* Task material
"""

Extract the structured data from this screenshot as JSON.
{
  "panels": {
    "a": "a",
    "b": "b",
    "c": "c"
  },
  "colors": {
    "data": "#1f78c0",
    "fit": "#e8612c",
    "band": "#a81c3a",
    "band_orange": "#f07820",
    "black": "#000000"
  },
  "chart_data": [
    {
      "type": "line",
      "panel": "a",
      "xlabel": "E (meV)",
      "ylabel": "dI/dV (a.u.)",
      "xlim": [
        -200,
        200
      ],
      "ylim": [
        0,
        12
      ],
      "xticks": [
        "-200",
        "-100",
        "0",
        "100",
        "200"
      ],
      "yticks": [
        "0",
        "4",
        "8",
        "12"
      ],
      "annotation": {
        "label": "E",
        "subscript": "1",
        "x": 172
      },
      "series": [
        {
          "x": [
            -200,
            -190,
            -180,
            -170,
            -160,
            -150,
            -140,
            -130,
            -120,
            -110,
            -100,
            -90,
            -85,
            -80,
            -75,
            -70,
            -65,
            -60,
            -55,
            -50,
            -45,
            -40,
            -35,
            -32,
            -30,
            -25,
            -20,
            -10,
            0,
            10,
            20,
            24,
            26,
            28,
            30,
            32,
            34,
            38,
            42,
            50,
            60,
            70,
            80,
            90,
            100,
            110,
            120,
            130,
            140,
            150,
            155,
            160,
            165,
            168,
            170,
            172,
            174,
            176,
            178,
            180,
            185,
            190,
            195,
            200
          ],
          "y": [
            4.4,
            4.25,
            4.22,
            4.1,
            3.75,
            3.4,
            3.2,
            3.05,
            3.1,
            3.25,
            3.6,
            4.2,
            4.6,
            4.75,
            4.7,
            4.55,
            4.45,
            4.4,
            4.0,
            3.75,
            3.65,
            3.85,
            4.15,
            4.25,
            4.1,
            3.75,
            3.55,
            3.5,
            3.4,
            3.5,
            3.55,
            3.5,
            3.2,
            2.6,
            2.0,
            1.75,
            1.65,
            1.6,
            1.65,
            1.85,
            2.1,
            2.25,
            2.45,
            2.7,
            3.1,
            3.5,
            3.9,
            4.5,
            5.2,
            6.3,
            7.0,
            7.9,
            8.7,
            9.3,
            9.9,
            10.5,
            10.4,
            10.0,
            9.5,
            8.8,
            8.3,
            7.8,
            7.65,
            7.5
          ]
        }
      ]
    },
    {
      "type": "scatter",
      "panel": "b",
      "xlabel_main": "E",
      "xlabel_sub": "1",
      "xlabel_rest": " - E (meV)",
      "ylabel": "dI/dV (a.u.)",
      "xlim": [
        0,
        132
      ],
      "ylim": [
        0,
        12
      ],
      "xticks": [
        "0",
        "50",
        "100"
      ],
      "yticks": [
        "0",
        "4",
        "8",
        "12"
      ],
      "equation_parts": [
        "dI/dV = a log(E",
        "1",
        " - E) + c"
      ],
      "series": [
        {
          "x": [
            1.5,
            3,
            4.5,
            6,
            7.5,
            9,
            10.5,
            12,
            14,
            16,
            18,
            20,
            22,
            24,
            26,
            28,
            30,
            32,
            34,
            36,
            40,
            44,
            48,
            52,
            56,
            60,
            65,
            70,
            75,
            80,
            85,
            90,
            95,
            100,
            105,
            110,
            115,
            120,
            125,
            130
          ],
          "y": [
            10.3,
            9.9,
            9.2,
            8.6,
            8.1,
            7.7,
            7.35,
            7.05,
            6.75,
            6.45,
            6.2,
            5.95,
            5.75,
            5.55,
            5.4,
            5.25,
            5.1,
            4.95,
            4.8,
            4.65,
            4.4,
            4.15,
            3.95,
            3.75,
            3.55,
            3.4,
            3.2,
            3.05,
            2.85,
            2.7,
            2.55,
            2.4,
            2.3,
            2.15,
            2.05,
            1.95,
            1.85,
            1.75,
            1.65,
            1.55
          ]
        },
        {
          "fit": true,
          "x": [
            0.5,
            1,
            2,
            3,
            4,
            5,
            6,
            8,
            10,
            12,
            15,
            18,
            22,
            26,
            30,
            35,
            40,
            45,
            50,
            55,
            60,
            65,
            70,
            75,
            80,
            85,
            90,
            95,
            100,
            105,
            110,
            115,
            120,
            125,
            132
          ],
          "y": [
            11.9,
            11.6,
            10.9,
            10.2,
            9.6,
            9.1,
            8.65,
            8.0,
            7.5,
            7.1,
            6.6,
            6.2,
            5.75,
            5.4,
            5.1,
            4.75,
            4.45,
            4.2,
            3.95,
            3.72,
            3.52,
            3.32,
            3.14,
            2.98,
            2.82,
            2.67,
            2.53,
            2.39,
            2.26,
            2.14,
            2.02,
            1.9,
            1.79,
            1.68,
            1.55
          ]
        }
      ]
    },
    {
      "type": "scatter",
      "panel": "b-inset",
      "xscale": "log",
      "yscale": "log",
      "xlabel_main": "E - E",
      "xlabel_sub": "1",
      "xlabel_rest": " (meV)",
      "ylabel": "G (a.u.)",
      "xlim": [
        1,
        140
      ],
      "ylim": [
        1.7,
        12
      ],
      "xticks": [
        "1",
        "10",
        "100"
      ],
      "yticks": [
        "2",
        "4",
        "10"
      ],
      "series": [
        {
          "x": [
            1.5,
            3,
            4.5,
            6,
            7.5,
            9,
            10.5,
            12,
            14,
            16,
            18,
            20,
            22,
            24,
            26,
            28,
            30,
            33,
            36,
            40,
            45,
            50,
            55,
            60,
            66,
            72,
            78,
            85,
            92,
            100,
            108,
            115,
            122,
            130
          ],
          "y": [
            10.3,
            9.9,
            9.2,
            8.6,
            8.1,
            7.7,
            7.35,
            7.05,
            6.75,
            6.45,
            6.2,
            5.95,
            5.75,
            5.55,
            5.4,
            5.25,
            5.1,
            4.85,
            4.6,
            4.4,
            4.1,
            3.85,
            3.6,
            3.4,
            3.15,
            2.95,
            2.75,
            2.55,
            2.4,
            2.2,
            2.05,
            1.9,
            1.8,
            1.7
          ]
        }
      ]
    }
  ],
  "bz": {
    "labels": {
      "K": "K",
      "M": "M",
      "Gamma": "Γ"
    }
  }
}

"""

* Problem statement
Repeat every entry exactly, please.

* Task result
Extract the structured data from this screenshot as JSON.
{
  "panels": {
    "a": "a",
    "b": "b",
    "c": "c"
  },
  "colors": {
    "data": "#1f78c0",
    "fit": "#e8612c",
    "band": "#a81c3a",
    "band_orange": "#f07820",
    "black": "#000000"
  },
  "chart_data": [
    {
      "type": "line",
      "panel": "a",
      "xlabel": "E (meV)",
      "ylabel": "dI/dV (a.u.)",
      "xlim": [
        -200,
        200
      ],
      "ylim": [
        0,
        12
      ],
      "xticks": [
        "-200",
        "-100",
        "0",
        "100",
        "200"
      ],
      "yticks": [
        "0",
        "4",
        "8",
        "12"
      ],
      "annotation": {
        "label": "E",
        "subscript": "1",
        "x": 172
      },
      "series": [
        {
          "x": [
            -200,
            -190,
            -180,
            -170,
            -160,
            -150,
            -140,
            -130,
            -120,
            -110,
            -100,
            -90,
            -85,
            -80,
            -75,
            -70,
            -65,
            -60,
            -55,
            -50,
            -45,
            -40,
            -35,
            -32,
            -30,
            -25,
            -20,
            -10,
            0,
            10,
            20,
            24,
            26,
            28,
            30,
            32,
            34,
            38,
            42,
            50,
            60,
            70,
            80,
            90,
            100,
            110,
            120,
            130,
            140,
            150,
            155,
            160,
            165,
            168,
            170,
            172,
            174,
            176,
            178,
            180,
            185,
            190,
            195,
            200
          ],
          "y": [
            4.4,
            4.25,
            4.22,
            4.1,
            3.75,
            3.4,
            3.2,
            3.05,
            3.1,
            3.25,
            3.6,
            4.2,
            4.6,
            4.75,
            4.7,
            4.55,
            4.45,
            4.4,
            4.0,
            3.75,
            3.65,
            3.85,
            4.15,
            4.25,
            4.1,
            3.75,
            3.55,
            3.5,
            3.4,
            3.5,
            3.55,
            3.5,
            3.2,
            2.6,
            2.0,
            1.75,
            1.65,
            1.6,
            1.65,
            1.85,
            2.1,
            2.25,
            2.45,
            2.7,
            3.1,
            3.5,
            3.9,
            4.5,
            5.2,
            6.3,
            7.0,
            7.9,
            8.7,
            9.3,
            9.9,
            10.5,
            10.4,
            10.0,
            9.5,
            8.8,
            8.3,
            7.8,
            7.65,
            7.5
          ]
        }
      ]
    },
    {
      "type": "scatter",
      "panel": "b",
      "xlabel_main": "E",
      "xlabel_sub": "1",
      "xlabel_rest": " - E (meV)",
      "ylabel": "dI/dV (a.u.)",
      "xlim": [
        0,
        132
      ],
      "ylim": [
        0,
        12
      ],
      "xticks": [
        "0",
        "50",
        "100"
      ],
      "yticks": [
        "0",
        "4",
        "8",
        "12"
      ],
      "equation_parts": [
        "dI/dV = a log(E",
        "1",
        " - E) + c"
      ],
      "series": [
        {
          "x": [
            1.5,
            3,
            4.5,
            6,
            7.5,
            9,
            10.5,
            12,
            14,
            16,
            18,
            20,
            22,
            24,
            26,
            28,
            30,
            32,
            34,
            36,
            40,
            44,
            48,
            52,
            56,
            60,
            65,
            70,
            75,
            80,
            85,
            90,
            95,
            100,
            105,
            110,
            115,
            120,
            125,
            130
          ],
          "y": [
            10.3,
            9.9,
            9.2,
            8.6,
            8.1,
            7.7,
            7.35,
            7.05,
            6.75,
            6.45,
            6.2,
            5.95,
            5.75,
            5.55,
            5.4,
            5.25,
            5.1,
            4.95,
            4.8,
            4.65,
            4.4,
            4.15,
            3.95,
            3.75,
            3.55,
            3.4,
            3.2,
            3.05,
            2.85,
            2.7,
            2.55,
            2.4,
            2.3,
            2.15,
            2.05,
            1.95,
            1.85,
            1.75,
            1.65,
            1.55
          ]
        },
        {
          "fit": true,
          "x": [
            0.5,
            1,
            2,
            3,
            4,
            5,
            6,
            8,
            10,
            12,
            15,
            18,
            22,
            26,
            30,
            35,
            40,
            45,
            50,
            55,
            60,
            65,
            70,
            75,
            80,
            85,
            90,
            95,
            100,
            105,
            110,
            115,
            120,
            125,
            132
          ],
          "y": [
            11.9,
            11.6,
            10.9,
            10.2,
            9.6,
            9.1,
            8.65,
            8.0,
            7.5,
            7.1,
            6.6,
            6.2,
            5.75,
            5.4,
            5.1,
            4.75,
            4.45,
            4.2,
            3.95,
            3.72,
            3.52,
            3.32,
            3.14,
            2.98,
            2.82,
            2.67,
            2.53,
            2.39,
            2.26,
            2.14,
            2.02,
            1.9,
            1.79,
            1.68,
            1.55
          ]
        }
      ]
    },
    {
      "type": "scatter",
      "panel": "b-inset",
      "xscale": "log",
      "yscale": "log",
      "xlabel_main": "E - E",
      "xlabel_sub": "1",
      "xlabel_rest": " (meV)",
      "ylabel": "G (a.u.)",
      "xlim": [
        1,
        140
      ],
      "ylim": [
        1.7,
        12
      ],
      "xticks": [
        "1",
        "10",
        "100"
      ],
      "yticks": [
        "2",
        "4",
        "10"
      ],
      "series": [
        {
          "x": [
            1.5,
            3,
            4.5,
            6,
            7.5,
            9,
            10.5,
            12,
            14,
            16,
            18,
            20,
            22,
            24,
            26,
            28,
            30,
            33,
            36,
            40,
            45,
            50,
            55,
            60,
            66,
            72,
            78,
            85,
            92,
            100,
            108,
            115,
            122,
            130
          ],
          "y": [
            10.3,
            9.9,
            9.2,
            8.6,
            8.1,
            7.7,
            7.35,
            7.05,
            6.75,
            6.45,
            6.2,
            5.95,
            5.75,
            5.55,
            5.4,
            5.25,
            5.1,
            4.85,
            4.6,
            4.4,
            4.1,
            3.85,
            3.6,
            3.4,
            3.15,
            2.95,
            2.75,
            2.55,
            2.4,
            2.2,
            2.05,
            1.9,
            1.8,
            1.7
          ]
        }
      ]
    }
  ],
  "bz": {
    "labels": {
      "K": "K",
      "M": "M",
      "Gamma": "Γ"
    }
  }
}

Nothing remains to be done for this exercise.